(Source data)
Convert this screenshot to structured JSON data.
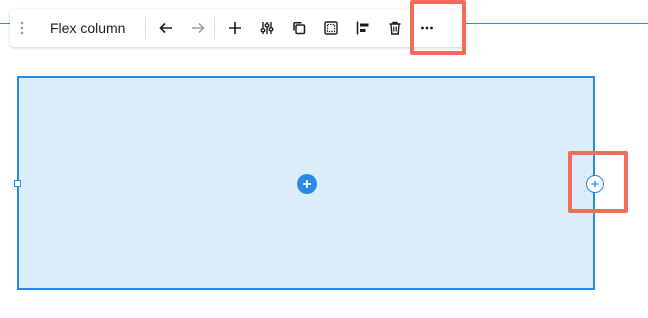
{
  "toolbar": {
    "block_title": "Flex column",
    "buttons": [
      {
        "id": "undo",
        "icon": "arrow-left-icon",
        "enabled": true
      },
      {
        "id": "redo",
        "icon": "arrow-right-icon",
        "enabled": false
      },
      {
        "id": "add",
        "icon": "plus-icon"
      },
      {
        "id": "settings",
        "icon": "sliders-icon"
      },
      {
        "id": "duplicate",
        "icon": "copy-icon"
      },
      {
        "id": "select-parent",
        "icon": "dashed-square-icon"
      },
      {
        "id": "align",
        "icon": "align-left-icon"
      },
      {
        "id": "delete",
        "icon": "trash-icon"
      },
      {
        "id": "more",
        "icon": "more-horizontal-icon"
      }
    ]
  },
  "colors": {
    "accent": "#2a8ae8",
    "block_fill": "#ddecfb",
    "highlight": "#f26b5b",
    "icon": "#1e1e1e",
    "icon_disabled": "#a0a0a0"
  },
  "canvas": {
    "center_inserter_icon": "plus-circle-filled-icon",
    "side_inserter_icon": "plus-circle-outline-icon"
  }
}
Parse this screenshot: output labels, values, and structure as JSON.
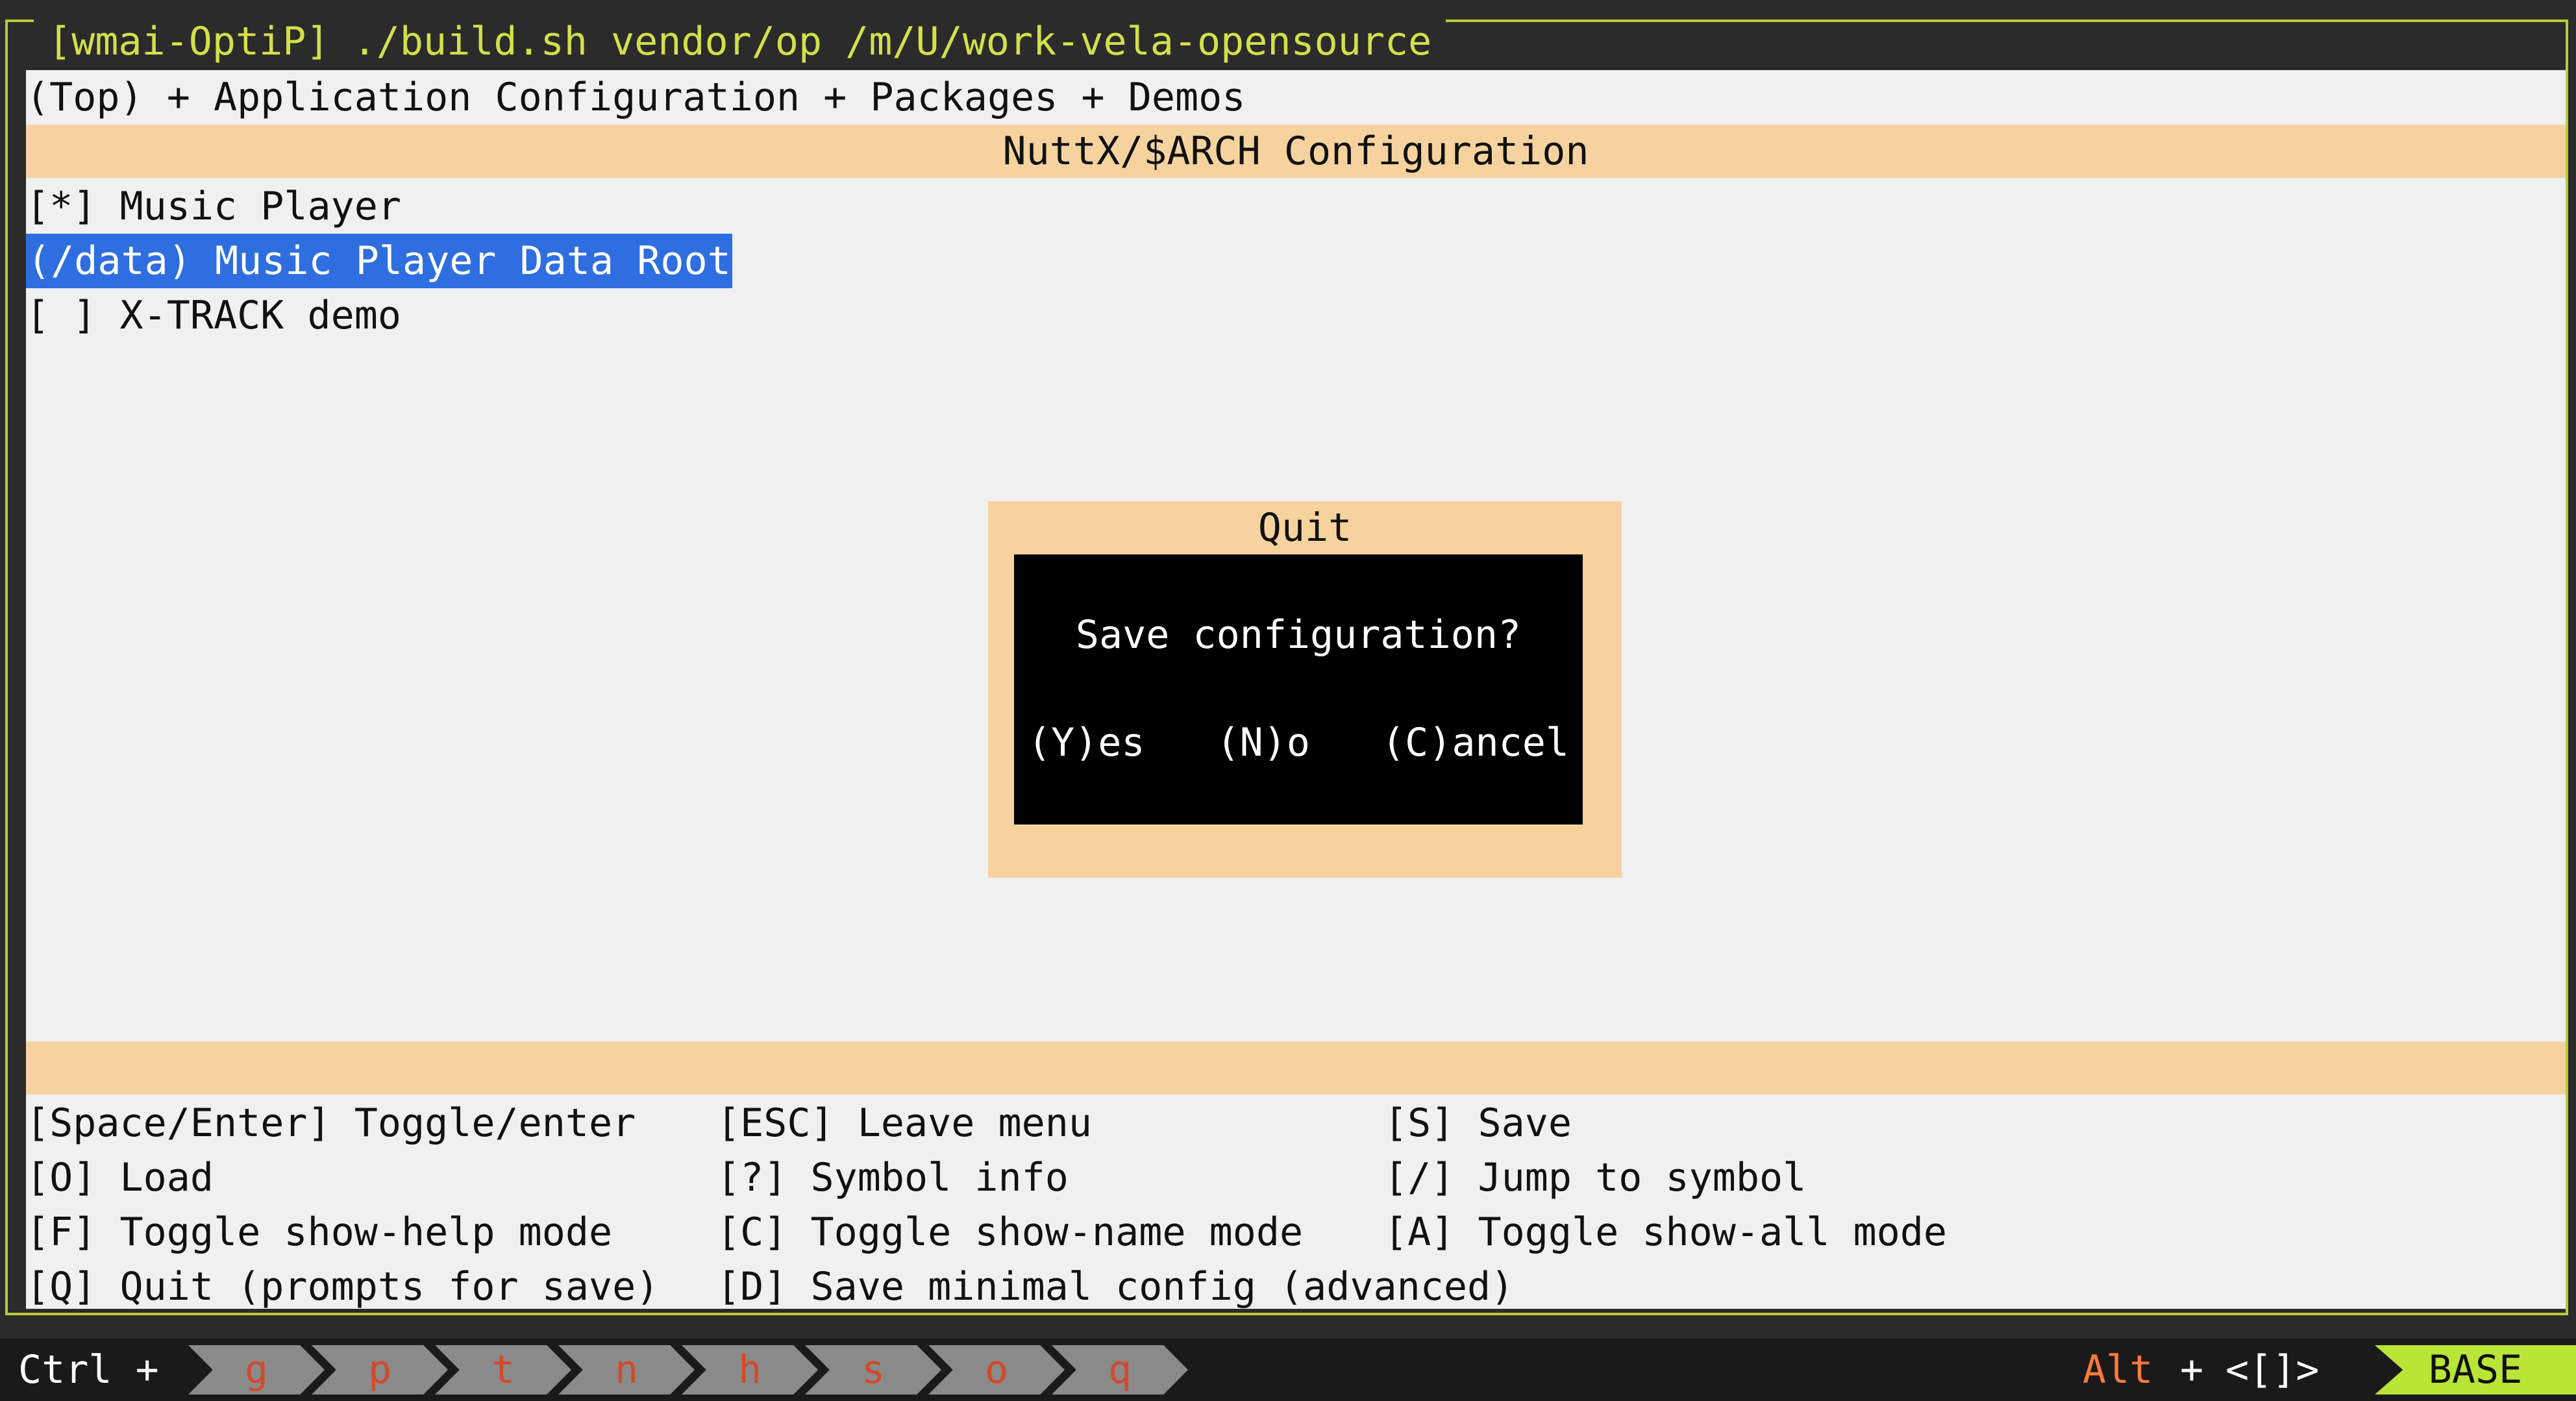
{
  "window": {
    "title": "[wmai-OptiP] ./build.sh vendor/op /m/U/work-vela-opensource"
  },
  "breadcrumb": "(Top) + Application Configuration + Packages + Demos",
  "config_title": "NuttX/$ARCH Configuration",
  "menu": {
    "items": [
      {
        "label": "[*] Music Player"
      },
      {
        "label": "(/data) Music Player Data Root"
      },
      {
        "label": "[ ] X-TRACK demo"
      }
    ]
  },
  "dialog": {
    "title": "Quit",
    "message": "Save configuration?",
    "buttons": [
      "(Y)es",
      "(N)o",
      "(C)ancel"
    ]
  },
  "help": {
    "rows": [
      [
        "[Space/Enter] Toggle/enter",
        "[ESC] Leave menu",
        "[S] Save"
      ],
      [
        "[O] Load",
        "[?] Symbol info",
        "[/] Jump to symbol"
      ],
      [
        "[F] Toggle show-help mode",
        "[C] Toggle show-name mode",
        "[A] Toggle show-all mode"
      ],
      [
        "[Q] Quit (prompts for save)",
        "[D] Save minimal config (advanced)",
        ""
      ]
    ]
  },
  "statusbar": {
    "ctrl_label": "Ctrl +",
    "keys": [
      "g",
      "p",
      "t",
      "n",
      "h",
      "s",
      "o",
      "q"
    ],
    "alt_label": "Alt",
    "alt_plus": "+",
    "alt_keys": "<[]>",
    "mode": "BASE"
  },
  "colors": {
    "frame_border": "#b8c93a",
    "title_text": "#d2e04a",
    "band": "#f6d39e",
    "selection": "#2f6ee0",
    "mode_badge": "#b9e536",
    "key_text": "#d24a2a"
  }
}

What the task asks:
Quote in full the listing given above; the images are to be left out.

Answer for this exercise:
Convert this screenshot to structured JSON data.
{
  "toolbar": {
    "block_title": "Flex column",
    "buttons": [
      {
        "id": "undo",
        "icon": "arrow-left-icon",
        "enabled": true
      },
      {
        "id": "redo",
        "icon": "arrow-right-icon",
        "enabled": false
      },
      {
        "id": "add",
        "icon": "plus-icon"
      },
      {
        "id": "settings",
        "icon": "sliders-icon"
      },
      {
        "id": "duplicate",
        "icon": "copy-icon"
      },
      {
        "id": "select-parent",
        "icon": "dashed-square-icon"
      },
      {
        "id": "align",
        "icon": "align-left-icon"
      },
      {
        "id": "delete",
        "icon": "trash-icon"
      },
      {
        "id": "more",
        "icon": "more-horizontal-icon"
      }
    ]
  },
  "colors": {
    "accent": "#2a8ae8",
    "block_fill": "#ddecfb",
    "highlight": "#f26b5b",
    "icon": "#1e1e1e",
    "icon_disabled": "#a0a0a0"
  },
  "canvas": {
    "center_inserter_icon": "plus-circle-filled-icon",
    "side_inserter_icon": "plus-circle-outline-icon"
  }
}
Parse this screenshot: output labels, values, and structure as JSON.
{
  "window": {
    "title": "[wmai-OptiP] ./build.sh vendor/op /m/U/work-vela-opensource"
  },
  "breadcrumb": "(Top) + Application Configuration + Packages + Demos",
  "config_title": "NuttX/$ARCH Configuration",
  "menu": {
    "items": [
      {
        "label": "[*] Music Player"
      },
      {
        "label": "(/data) Music Player Data Root"
      },
      {
        "label": "[ ] X-TRACK demo"
      }
    ]
  },
  "dialog": {
    "title": "Quit",
    "message": "Save configuration?",
    "buttons": [
      "(Y)es",
      "(N)o",
      "(C)ancel"
    ]
  },
  "help": {
    "rows": [
      [
        "[Space/Enter] Toggle/enter",
        "[ESC] Leave menu",
        "[S] Save"
      ],
      [
        "[O] Load",
        "[?] Symbol info",
        "[/] Jump to symbol"
      ],
      [
        "[F] Toggle show-help mode",
        "[C] Toggle show-name mode",
        "[A] Toggle show-all mode"
      ],
      [
        "[Q] Quit (prompts for save)",
        "[D] Save minimal config (advanced)",
        ""
      ]
    ]
  },
  "statusbar": {
    "ctrl_label": "Ctrl +",
    "keys": [
      "g",
      "p",
      "t",
      "n",
      "h",
      "s",
      "o",
      "q"
    ],
    "alt_label": "Alt",
    "alt_plus": "+",
    "alt_keys": "<[]>",
    "mode": "BASE"
  },
  "colors": {
    "frame_border": "#b8c93a",
    "title_text": "#d2e04a",
    "band": "#f6d39e",
    "selection": "#2f6ee0",
    "mode_badge": "#b9e536",
    "key_text": "#d24a2a"
  }
}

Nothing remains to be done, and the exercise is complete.